> WHAT NEEDS TO BE DONE:
Answer with nothing but the number of lines that include the word "Doping".

> LISTING:
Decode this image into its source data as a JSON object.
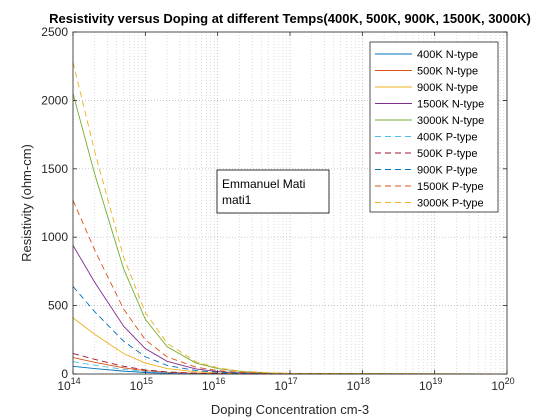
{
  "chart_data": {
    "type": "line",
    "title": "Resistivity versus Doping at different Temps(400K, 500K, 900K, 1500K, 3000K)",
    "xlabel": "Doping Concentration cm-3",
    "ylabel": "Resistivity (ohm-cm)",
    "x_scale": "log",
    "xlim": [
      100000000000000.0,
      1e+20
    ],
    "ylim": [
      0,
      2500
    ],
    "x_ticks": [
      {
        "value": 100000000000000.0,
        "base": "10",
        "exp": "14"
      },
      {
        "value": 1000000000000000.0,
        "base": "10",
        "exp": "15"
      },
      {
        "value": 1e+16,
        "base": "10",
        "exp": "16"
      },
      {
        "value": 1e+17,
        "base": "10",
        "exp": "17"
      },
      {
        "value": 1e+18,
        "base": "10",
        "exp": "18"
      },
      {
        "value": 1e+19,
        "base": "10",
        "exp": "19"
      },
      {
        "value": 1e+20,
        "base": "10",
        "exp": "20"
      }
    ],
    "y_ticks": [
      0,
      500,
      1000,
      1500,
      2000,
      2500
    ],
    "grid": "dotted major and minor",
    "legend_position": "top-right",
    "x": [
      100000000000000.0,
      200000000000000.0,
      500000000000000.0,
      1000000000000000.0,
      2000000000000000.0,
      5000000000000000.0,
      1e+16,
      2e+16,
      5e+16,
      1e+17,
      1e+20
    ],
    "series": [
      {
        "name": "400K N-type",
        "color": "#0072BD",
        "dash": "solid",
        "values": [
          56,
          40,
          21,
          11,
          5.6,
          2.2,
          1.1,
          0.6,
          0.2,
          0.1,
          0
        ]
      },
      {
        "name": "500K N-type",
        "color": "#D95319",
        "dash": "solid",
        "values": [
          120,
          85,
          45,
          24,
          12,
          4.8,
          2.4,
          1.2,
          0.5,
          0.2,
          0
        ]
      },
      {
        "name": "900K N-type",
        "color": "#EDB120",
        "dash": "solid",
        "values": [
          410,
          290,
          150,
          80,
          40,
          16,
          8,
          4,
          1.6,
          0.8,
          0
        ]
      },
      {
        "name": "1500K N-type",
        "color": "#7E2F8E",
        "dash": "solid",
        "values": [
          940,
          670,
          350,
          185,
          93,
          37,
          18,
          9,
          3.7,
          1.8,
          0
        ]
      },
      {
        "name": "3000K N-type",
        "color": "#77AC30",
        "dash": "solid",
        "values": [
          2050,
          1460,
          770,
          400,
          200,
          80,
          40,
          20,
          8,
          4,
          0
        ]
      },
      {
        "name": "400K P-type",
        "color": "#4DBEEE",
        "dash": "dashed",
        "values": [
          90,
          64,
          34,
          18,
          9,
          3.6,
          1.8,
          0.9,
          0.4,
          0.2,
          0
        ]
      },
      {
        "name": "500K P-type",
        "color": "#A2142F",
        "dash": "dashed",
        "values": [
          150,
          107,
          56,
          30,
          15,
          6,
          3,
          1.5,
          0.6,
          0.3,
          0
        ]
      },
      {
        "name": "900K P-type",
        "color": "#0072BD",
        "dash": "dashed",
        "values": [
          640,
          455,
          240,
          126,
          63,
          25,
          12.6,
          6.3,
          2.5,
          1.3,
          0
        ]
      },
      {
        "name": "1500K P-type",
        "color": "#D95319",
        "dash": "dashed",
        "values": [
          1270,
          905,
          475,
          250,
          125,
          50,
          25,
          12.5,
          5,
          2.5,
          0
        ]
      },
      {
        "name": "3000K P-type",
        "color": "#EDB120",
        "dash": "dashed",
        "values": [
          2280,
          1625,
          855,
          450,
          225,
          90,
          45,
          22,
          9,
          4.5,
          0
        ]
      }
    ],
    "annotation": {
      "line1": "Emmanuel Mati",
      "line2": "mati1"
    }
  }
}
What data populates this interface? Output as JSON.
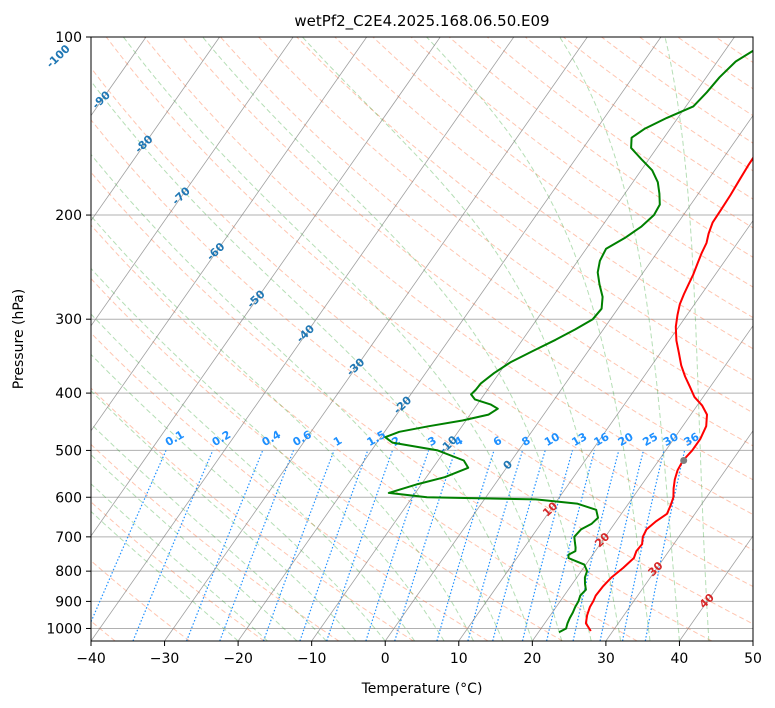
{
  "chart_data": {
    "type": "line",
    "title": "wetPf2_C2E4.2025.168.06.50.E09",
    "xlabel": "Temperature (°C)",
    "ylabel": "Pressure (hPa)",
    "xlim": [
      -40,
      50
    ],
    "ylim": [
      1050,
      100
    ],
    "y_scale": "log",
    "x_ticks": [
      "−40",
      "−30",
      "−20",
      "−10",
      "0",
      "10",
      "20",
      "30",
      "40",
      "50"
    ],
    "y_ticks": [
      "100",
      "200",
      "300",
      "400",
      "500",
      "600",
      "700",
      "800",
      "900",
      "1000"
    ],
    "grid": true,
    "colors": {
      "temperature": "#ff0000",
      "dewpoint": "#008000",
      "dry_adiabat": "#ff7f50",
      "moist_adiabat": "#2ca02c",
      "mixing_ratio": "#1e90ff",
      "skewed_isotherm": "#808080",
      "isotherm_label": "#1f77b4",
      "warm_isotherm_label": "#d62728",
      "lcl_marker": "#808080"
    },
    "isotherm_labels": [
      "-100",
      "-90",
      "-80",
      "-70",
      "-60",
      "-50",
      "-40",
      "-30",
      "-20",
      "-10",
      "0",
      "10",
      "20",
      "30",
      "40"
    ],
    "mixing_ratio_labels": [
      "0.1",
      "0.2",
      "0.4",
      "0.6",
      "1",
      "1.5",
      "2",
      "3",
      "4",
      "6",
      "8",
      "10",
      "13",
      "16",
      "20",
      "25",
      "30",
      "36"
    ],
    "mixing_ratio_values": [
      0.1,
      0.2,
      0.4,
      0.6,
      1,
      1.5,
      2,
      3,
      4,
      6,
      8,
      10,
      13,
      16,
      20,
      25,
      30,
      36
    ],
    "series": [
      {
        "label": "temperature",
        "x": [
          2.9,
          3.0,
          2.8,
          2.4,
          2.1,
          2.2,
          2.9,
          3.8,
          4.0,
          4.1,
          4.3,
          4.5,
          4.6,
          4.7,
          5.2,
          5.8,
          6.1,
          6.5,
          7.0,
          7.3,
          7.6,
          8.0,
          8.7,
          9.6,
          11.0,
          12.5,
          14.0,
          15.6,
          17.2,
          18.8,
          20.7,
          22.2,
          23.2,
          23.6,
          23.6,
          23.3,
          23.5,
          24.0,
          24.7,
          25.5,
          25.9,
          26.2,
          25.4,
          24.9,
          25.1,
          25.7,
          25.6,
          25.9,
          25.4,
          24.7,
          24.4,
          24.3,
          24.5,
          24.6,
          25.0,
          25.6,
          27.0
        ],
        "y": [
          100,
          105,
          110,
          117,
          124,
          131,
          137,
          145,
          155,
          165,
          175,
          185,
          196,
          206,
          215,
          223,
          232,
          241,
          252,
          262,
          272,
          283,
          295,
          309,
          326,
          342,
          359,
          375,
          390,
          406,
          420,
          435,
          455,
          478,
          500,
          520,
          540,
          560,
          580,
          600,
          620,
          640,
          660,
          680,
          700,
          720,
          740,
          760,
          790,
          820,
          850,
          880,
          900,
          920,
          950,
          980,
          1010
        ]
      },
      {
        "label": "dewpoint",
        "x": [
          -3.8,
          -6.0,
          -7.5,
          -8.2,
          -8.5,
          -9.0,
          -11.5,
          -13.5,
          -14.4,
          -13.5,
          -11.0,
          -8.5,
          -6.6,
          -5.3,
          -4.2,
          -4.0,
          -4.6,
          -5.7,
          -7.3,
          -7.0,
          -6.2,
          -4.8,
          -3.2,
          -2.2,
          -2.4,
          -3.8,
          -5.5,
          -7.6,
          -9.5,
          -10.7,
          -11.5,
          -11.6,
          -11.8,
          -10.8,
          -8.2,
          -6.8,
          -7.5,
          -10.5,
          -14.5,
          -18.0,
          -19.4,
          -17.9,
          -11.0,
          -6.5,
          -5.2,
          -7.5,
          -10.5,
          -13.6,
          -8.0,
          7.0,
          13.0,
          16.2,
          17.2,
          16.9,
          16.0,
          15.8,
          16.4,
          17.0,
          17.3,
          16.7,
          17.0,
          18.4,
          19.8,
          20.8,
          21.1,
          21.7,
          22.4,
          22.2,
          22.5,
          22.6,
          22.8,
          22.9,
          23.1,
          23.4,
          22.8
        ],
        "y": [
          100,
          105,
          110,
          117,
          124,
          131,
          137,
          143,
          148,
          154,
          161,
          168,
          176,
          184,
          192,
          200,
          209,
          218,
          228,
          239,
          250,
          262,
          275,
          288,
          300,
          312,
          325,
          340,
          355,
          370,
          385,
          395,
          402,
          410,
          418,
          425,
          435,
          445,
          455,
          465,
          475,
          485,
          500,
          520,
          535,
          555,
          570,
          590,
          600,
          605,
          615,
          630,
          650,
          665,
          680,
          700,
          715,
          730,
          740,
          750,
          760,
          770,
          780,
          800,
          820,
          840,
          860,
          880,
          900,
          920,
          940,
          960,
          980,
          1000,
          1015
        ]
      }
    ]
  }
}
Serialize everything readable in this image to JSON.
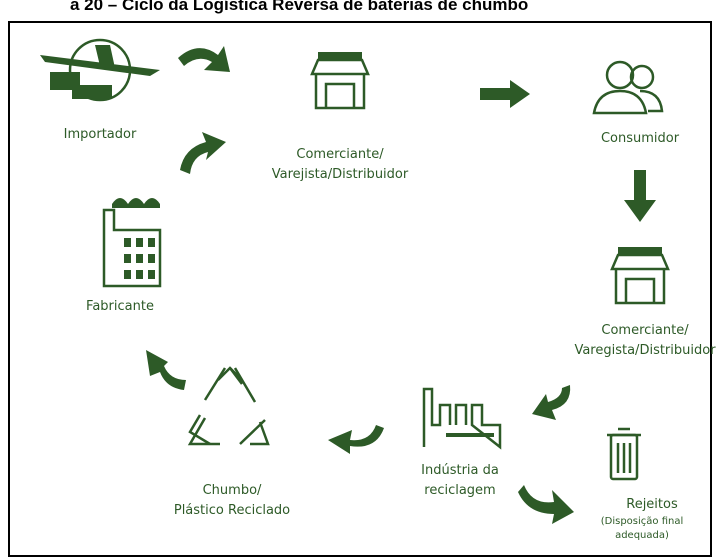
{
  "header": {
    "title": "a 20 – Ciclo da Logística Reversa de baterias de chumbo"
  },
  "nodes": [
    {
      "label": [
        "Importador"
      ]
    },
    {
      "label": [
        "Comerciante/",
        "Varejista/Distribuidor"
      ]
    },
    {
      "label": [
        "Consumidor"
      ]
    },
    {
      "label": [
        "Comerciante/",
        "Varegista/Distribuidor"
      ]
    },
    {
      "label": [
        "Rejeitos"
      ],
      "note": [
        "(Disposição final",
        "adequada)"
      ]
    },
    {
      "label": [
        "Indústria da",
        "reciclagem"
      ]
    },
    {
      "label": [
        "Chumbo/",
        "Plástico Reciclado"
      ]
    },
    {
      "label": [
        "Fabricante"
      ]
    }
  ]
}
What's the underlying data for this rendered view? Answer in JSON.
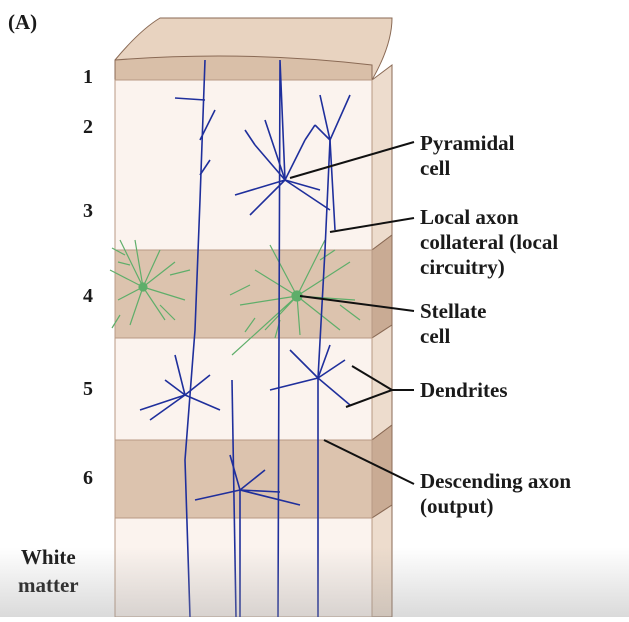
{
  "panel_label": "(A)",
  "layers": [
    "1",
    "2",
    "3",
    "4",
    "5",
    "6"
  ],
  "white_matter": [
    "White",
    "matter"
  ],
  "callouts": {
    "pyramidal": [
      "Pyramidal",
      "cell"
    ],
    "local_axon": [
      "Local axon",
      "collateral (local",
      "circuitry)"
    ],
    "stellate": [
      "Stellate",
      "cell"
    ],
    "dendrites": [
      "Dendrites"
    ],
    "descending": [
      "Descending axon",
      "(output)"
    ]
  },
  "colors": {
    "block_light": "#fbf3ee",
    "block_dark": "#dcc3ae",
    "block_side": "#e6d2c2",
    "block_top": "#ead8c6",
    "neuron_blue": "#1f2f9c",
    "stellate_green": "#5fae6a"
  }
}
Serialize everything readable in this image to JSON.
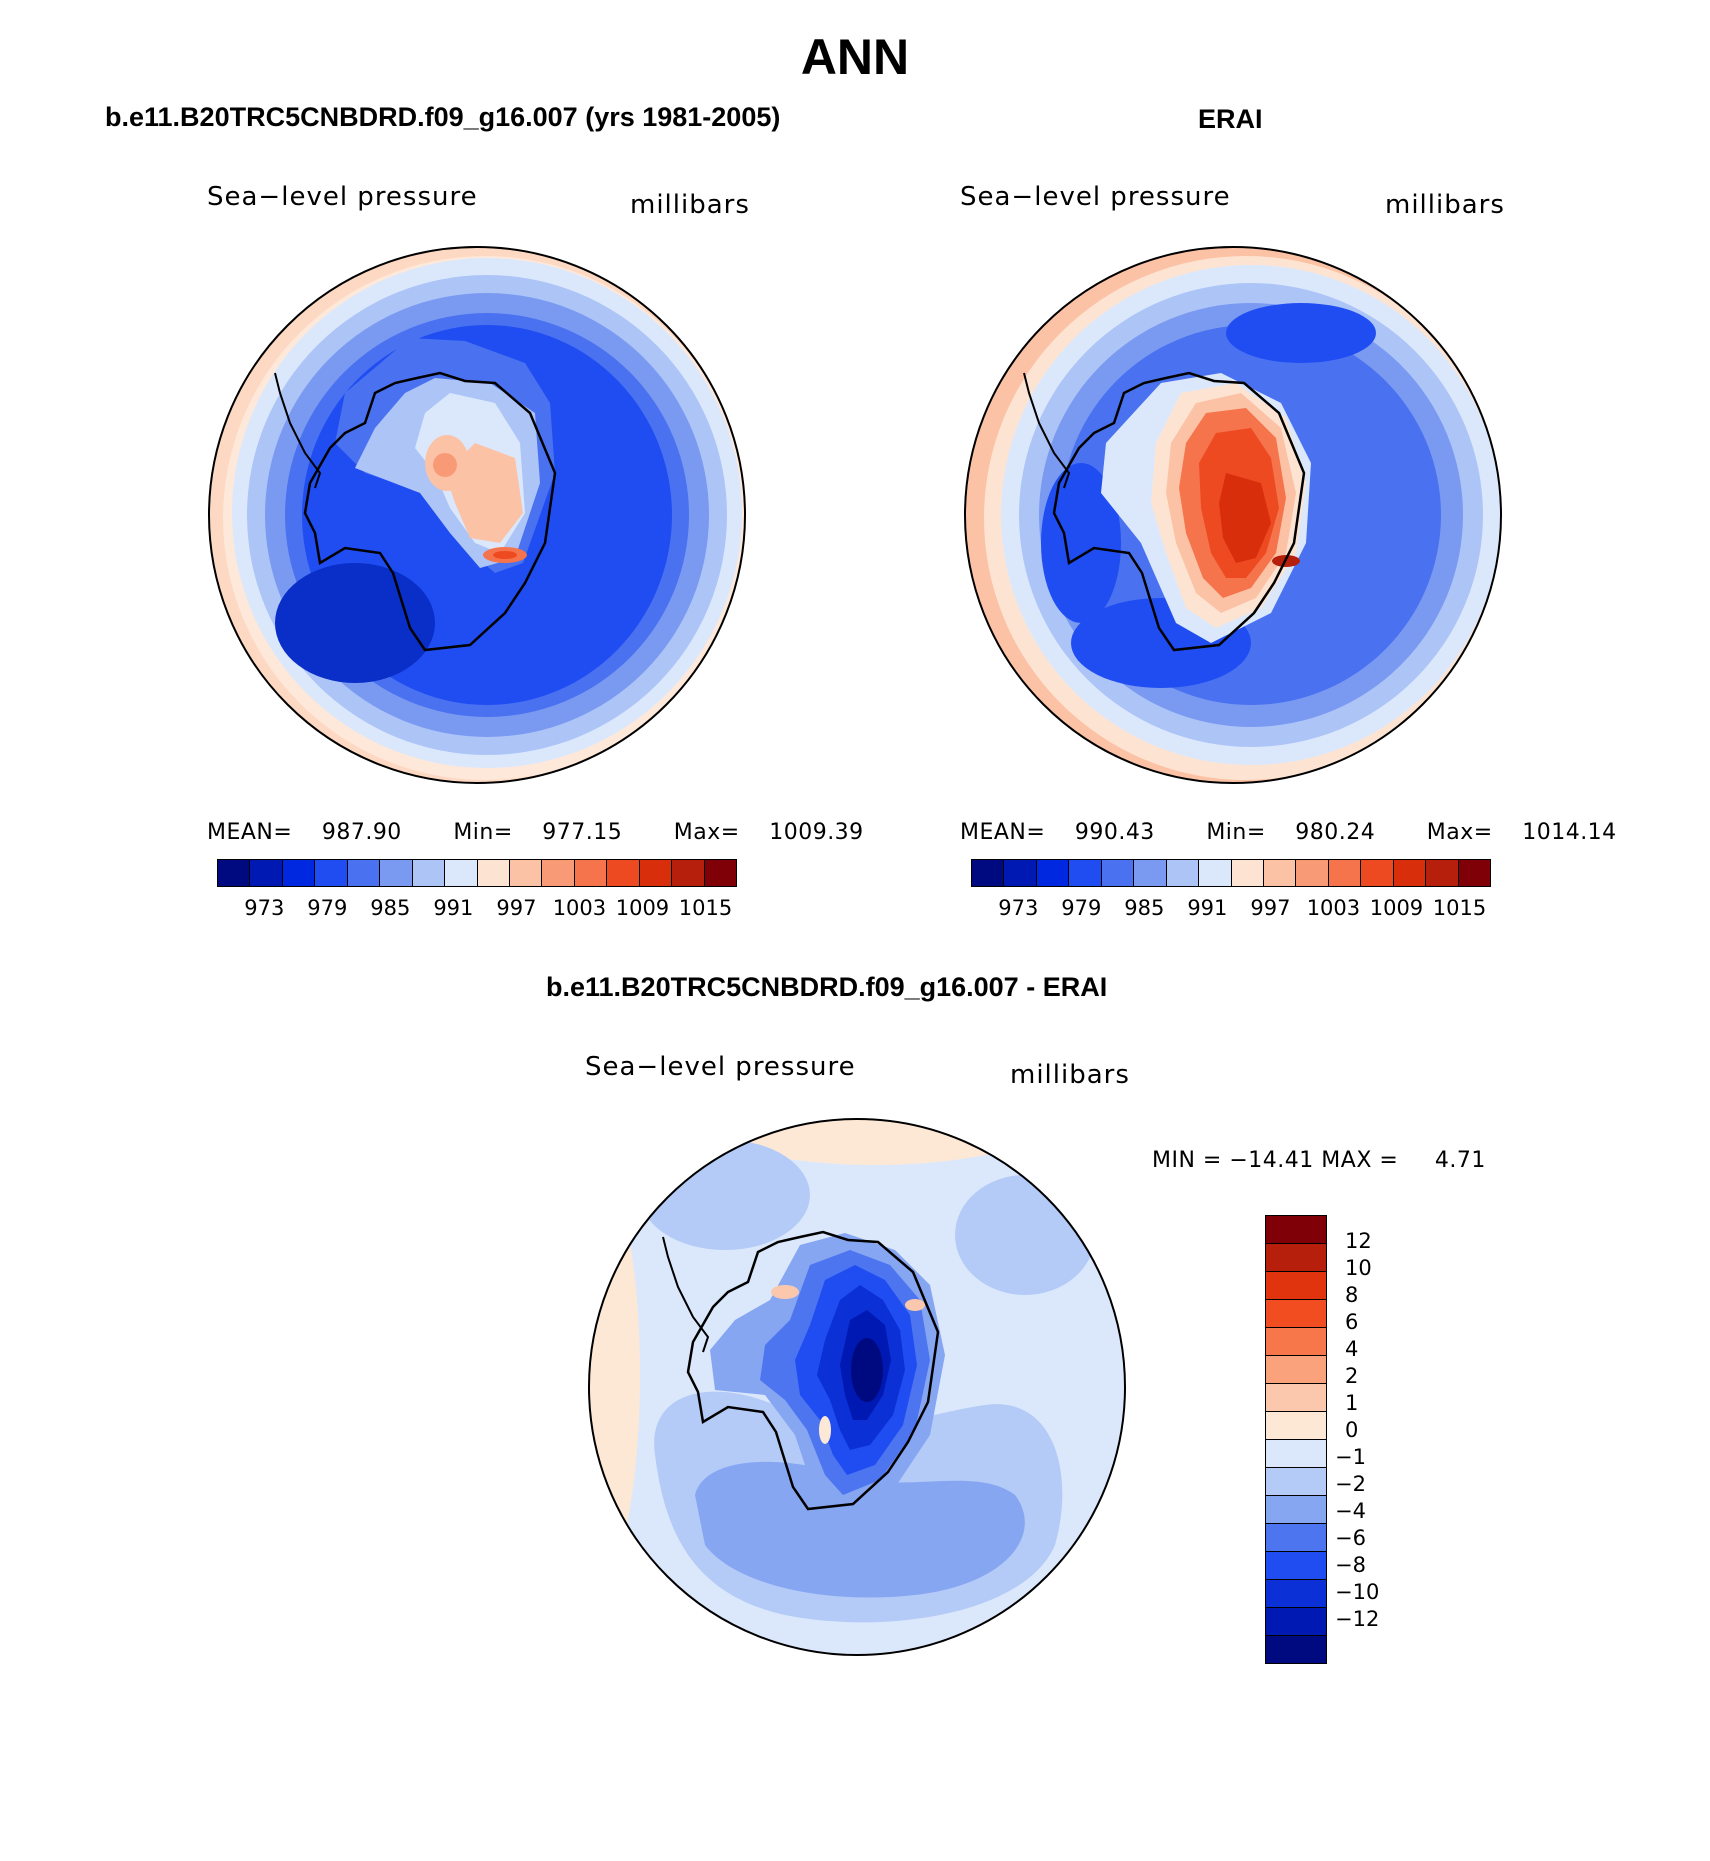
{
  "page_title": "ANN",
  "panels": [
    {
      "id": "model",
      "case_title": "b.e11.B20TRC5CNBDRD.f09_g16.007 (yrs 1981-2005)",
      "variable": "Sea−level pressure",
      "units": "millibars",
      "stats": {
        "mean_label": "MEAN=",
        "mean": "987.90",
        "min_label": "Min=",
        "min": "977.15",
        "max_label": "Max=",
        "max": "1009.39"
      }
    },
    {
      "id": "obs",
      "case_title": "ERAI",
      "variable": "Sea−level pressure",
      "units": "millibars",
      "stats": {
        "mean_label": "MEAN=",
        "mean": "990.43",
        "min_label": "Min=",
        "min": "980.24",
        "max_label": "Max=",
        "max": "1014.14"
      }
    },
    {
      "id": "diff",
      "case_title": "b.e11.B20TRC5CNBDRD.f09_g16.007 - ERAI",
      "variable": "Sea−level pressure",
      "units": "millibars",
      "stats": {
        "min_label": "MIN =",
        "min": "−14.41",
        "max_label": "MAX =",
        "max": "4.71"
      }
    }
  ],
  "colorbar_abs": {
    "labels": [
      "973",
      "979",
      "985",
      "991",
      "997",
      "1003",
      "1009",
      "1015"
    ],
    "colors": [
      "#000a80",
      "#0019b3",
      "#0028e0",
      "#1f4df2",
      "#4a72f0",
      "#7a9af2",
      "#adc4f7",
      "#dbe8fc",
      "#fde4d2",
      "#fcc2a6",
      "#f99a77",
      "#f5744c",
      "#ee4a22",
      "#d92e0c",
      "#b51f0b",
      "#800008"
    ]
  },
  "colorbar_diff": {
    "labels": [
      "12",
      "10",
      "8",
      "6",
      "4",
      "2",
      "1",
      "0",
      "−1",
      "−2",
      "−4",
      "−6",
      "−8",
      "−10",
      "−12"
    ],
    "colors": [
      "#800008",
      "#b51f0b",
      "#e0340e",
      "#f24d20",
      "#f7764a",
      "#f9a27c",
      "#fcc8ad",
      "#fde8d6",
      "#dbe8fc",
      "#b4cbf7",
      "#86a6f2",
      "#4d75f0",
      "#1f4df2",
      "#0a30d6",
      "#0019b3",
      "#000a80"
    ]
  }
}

> CORRECT RESULT:
2